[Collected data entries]
╭──

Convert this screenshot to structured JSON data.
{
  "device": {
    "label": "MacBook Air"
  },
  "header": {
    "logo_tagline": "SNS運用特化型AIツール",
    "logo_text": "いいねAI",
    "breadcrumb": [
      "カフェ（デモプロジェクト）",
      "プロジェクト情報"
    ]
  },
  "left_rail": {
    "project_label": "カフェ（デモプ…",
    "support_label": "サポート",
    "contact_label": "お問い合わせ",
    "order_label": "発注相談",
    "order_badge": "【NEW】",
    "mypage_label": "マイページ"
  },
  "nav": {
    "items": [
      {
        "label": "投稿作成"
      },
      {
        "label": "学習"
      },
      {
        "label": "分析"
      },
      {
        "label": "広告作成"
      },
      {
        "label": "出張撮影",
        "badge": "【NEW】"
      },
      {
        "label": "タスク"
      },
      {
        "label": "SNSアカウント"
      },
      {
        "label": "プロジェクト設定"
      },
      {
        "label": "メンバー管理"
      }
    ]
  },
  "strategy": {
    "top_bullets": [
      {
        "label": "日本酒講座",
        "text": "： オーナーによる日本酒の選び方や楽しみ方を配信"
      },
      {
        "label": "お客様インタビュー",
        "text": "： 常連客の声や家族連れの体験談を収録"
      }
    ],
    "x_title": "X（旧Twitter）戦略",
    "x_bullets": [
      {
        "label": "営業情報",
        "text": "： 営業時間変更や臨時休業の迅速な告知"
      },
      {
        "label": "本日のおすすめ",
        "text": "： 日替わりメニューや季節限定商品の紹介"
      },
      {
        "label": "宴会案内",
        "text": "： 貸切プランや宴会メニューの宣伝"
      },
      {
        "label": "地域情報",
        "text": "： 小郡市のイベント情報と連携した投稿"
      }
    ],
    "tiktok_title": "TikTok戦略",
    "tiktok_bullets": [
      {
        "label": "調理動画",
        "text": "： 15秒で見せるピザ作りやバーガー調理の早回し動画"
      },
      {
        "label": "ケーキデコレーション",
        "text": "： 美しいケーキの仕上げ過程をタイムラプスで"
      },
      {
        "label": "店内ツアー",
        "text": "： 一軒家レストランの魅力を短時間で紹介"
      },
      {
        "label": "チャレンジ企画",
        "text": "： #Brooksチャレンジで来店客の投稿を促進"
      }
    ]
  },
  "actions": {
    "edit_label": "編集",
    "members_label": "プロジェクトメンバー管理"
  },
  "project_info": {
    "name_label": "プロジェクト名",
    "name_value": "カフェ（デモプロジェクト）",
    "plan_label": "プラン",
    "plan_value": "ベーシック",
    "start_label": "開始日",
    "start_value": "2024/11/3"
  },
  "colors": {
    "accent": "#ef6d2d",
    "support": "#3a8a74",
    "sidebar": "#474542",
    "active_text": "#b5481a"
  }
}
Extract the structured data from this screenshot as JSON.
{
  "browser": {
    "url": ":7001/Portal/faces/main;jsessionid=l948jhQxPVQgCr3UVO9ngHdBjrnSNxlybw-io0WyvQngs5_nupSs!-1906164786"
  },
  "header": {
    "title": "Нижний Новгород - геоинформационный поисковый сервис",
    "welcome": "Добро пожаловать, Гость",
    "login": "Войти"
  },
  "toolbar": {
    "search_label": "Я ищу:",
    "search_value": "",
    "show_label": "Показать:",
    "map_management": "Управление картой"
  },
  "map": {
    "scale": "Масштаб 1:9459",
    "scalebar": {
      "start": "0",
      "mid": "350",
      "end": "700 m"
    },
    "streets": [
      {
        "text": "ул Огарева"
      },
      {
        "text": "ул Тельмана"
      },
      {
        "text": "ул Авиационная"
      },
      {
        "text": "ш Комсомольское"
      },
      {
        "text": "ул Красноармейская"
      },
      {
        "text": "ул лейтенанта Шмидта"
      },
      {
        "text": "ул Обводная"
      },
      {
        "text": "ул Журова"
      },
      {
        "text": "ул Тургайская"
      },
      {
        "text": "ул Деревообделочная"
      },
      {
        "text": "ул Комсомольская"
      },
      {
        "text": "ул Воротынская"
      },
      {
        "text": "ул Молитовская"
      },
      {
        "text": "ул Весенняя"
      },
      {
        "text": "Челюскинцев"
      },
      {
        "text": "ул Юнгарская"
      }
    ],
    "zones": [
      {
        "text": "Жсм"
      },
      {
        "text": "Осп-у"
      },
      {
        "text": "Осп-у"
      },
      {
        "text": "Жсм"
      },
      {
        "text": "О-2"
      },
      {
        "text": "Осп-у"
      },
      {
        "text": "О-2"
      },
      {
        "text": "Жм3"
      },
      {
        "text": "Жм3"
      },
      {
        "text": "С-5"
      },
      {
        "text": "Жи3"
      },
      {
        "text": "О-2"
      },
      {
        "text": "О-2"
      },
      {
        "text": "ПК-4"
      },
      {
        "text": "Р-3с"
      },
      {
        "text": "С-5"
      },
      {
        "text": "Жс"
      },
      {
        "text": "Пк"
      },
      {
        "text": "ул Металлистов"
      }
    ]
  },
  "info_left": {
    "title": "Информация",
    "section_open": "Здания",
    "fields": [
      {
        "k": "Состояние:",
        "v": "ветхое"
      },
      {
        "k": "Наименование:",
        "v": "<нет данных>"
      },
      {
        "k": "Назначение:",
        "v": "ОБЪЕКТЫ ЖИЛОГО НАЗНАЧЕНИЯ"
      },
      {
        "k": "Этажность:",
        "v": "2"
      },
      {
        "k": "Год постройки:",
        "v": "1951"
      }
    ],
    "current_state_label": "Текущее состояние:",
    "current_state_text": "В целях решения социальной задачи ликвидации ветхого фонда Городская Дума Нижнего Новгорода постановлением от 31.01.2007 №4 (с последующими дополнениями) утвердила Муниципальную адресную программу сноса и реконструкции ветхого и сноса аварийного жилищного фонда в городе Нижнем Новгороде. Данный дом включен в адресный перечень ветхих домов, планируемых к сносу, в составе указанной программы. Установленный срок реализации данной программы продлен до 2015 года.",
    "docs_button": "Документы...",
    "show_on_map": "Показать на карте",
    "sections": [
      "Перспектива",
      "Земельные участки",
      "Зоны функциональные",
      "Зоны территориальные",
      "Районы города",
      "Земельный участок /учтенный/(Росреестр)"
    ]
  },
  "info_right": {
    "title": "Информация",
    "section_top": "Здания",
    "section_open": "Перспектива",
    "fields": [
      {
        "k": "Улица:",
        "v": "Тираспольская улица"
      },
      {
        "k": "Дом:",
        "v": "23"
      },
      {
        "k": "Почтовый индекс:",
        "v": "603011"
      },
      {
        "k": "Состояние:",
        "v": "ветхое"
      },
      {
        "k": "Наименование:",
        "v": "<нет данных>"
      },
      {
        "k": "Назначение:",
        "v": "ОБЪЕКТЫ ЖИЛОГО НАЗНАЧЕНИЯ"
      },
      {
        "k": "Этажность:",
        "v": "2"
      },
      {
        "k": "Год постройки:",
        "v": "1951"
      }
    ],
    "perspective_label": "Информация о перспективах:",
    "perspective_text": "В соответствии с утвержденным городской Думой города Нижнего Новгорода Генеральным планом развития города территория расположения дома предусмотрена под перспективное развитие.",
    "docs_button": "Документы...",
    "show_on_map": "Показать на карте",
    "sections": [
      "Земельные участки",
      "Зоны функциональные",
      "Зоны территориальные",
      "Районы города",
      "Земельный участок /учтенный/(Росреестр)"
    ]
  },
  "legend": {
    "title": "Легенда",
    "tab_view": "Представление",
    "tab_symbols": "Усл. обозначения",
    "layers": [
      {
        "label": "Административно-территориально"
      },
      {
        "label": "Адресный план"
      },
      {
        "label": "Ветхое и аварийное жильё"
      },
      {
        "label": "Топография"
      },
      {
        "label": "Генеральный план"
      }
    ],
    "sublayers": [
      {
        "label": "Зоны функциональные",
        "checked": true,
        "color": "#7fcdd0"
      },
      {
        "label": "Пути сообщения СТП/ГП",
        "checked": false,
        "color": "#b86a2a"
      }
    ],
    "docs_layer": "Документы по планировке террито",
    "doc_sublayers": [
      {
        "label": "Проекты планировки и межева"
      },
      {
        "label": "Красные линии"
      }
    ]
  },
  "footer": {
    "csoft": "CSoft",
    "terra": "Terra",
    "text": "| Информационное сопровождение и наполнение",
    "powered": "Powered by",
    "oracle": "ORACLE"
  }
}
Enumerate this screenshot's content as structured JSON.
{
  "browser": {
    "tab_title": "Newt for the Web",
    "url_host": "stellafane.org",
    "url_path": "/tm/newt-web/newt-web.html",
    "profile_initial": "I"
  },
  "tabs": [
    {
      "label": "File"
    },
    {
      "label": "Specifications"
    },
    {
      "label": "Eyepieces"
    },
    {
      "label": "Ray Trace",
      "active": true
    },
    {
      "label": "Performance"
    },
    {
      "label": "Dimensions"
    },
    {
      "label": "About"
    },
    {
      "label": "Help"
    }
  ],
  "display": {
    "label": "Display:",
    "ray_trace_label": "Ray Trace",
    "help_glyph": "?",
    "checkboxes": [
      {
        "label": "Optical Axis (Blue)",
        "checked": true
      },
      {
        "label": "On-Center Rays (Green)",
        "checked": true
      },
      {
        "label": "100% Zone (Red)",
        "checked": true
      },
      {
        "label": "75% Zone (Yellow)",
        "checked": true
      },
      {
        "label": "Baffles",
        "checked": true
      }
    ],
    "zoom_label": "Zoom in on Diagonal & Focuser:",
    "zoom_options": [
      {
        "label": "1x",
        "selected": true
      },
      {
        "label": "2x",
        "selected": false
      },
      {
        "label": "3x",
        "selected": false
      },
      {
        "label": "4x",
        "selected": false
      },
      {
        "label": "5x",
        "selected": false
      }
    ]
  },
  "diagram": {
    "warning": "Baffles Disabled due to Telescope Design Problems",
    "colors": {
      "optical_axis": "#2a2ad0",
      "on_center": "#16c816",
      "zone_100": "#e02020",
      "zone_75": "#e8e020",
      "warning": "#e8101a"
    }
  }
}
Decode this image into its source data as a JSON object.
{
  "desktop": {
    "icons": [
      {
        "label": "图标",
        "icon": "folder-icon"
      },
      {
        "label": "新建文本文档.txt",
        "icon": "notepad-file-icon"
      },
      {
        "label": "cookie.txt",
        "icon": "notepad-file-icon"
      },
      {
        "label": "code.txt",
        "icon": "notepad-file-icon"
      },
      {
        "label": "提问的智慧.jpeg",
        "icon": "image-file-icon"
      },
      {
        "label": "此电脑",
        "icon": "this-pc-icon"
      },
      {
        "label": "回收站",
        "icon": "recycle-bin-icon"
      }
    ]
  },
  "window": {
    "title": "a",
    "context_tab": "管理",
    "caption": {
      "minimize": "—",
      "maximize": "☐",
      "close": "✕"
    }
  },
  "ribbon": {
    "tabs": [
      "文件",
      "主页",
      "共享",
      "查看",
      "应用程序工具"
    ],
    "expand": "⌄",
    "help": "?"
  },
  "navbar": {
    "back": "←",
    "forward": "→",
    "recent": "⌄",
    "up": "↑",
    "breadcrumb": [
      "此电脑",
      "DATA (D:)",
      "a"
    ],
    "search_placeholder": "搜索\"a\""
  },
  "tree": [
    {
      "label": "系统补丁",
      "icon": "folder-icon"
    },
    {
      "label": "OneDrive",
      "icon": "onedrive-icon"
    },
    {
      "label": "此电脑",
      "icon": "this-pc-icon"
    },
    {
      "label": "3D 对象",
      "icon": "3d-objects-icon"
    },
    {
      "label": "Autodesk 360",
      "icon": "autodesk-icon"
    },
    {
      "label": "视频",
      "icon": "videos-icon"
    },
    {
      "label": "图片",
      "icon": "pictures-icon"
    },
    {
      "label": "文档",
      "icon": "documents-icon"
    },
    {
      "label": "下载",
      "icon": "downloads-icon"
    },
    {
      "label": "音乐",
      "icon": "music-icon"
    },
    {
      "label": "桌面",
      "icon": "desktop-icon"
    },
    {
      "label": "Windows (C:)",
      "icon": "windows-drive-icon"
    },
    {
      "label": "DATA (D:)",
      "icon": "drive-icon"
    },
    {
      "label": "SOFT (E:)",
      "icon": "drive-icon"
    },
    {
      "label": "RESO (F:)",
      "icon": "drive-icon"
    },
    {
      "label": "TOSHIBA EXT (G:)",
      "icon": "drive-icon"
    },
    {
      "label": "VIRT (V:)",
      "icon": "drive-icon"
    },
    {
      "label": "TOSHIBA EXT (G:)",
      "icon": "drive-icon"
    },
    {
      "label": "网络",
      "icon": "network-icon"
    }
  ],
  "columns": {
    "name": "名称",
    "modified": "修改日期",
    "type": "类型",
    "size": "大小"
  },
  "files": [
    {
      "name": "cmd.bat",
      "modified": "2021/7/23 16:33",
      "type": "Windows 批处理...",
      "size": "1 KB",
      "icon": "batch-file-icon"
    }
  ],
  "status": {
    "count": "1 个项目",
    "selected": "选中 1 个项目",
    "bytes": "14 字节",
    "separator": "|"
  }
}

╰──

**STATED EXERCISE**
Report the number of lines in the entries above that include the string "modified". Give nothing but the number.

**FULL SOLUTION**
2